[Dataset rows about figures]
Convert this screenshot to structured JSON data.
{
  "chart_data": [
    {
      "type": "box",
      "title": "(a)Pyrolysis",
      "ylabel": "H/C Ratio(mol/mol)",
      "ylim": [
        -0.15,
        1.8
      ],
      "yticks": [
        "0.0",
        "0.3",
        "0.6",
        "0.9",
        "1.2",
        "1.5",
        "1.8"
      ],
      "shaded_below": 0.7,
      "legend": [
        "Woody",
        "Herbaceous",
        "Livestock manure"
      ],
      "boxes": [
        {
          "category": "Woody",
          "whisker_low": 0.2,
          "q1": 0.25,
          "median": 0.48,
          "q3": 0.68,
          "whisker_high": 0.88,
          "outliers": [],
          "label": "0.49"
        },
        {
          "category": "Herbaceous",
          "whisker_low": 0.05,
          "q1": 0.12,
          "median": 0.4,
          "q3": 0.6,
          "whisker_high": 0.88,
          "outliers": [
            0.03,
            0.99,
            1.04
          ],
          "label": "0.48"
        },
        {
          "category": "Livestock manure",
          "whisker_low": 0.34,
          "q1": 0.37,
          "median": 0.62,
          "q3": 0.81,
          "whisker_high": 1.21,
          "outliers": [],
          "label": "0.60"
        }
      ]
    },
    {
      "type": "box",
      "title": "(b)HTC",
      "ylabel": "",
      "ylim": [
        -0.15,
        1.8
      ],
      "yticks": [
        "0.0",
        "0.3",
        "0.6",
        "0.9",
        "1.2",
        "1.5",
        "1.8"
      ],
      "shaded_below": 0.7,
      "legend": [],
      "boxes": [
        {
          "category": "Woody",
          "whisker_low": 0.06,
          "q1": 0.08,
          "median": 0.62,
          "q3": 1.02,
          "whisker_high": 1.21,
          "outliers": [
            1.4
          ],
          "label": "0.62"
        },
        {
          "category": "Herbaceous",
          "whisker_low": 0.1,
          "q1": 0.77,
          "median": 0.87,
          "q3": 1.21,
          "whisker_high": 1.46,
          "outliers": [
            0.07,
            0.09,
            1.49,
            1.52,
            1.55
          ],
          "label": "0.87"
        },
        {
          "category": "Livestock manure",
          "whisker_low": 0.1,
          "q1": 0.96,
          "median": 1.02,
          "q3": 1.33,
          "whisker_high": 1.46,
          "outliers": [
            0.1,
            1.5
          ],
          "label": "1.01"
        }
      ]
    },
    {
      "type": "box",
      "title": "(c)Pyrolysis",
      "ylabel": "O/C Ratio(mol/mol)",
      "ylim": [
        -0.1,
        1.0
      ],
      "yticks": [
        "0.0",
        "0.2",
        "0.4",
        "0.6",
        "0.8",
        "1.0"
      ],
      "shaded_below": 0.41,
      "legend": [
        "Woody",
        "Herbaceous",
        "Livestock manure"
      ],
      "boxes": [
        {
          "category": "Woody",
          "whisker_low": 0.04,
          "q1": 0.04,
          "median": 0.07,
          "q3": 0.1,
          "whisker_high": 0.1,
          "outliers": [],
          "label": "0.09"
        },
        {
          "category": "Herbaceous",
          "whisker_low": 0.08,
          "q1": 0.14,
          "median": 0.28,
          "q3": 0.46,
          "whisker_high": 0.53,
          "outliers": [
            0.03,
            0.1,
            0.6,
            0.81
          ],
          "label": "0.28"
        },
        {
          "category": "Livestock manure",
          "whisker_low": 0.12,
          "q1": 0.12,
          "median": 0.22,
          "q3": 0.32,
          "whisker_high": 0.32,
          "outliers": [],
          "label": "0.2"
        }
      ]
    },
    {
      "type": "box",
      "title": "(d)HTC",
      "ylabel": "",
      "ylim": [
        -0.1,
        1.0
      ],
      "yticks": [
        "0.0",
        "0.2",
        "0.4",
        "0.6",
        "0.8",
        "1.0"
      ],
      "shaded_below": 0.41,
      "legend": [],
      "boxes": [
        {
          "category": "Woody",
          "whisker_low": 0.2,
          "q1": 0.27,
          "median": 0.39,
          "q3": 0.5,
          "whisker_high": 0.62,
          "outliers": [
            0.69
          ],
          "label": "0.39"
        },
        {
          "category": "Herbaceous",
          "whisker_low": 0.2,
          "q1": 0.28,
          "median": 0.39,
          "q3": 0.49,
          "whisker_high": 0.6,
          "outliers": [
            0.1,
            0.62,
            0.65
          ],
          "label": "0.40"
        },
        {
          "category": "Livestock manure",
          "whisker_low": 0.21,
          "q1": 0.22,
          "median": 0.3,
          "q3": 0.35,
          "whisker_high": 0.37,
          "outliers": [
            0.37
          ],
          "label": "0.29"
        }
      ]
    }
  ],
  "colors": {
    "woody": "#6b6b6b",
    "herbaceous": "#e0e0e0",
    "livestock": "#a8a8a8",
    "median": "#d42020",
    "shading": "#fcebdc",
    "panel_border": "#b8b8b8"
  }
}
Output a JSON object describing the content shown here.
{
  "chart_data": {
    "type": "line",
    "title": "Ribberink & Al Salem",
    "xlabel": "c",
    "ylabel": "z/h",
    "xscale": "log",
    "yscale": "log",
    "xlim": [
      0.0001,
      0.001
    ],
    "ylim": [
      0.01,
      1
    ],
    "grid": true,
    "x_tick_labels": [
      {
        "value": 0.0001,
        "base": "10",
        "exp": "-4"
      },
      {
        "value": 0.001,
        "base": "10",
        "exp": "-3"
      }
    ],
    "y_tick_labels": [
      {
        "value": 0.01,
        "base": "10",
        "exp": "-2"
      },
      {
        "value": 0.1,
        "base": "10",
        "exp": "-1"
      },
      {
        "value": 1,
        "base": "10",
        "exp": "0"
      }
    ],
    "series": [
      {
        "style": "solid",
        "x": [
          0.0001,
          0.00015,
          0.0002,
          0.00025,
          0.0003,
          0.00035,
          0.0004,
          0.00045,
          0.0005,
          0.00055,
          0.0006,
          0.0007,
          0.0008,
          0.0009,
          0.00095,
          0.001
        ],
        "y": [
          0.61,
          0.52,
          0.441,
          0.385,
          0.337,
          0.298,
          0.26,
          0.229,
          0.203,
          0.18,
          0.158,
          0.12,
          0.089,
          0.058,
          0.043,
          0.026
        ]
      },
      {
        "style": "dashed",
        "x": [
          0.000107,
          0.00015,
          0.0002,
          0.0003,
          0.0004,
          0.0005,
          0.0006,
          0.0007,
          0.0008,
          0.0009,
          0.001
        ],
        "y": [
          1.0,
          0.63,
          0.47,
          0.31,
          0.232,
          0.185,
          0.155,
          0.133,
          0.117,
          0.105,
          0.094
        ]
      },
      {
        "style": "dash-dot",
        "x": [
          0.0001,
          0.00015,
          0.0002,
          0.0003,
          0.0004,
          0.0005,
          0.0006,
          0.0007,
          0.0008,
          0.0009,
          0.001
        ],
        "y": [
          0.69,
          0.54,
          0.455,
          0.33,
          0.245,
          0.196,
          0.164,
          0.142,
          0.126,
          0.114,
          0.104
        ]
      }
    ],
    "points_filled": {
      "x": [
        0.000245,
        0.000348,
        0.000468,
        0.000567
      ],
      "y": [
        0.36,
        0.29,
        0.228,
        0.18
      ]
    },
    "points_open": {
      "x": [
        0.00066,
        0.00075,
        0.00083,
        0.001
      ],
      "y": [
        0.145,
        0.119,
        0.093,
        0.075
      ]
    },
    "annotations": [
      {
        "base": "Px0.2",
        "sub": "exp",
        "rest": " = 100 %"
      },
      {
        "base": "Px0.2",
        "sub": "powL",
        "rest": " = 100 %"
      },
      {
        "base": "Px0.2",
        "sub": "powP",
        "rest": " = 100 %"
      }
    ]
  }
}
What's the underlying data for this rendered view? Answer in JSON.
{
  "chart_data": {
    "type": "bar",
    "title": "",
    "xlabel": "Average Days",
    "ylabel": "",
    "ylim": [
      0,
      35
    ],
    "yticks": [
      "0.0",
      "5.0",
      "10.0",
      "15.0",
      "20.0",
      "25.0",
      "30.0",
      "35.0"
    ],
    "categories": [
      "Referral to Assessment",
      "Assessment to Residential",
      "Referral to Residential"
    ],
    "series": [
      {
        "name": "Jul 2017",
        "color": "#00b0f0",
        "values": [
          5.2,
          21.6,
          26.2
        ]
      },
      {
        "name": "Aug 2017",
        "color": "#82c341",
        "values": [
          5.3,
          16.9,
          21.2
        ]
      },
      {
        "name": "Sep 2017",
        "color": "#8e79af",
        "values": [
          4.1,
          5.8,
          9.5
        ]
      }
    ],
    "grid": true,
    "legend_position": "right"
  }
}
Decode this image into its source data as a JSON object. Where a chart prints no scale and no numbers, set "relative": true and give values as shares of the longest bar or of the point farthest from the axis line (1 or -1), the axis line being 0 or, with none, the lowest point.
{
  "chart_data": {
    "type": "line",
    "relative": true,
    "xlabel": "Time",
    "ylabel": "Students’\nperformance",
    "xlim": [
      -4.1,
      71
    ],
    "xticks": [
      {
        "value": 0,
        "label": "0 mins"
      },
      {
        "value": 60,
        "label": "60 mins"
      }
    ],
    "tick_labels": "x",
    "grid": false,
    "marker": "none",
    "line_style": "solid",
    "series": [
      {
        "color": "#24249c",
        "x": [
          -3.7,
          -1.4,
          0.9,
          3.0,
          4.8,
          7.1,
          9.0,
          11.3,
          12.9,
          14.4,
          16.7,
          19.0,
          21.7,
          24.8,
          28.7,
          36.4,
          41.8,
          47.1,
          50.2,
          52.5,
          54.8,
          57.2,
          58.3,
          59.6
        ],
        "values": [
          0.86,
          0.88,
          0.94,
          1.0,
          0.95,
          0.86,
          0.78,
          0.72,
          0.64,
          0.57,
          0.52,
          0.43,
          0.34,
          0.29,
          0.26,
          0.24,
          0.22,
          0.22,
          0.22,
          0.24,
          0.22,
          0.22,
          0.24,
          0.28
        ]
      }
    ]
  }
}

Directive =
Copy out each line of the listing that holds "none".

Solution to this exercise =
Decode this image into its source data as a JSON object. Where a chart prints no scale and no numbers, set "relative": true and give values as shares of the longest bar or of the point farthest from the axis line (1 or -1), the axis line being 0 or, with none, the lowest point.
    "marker": "none",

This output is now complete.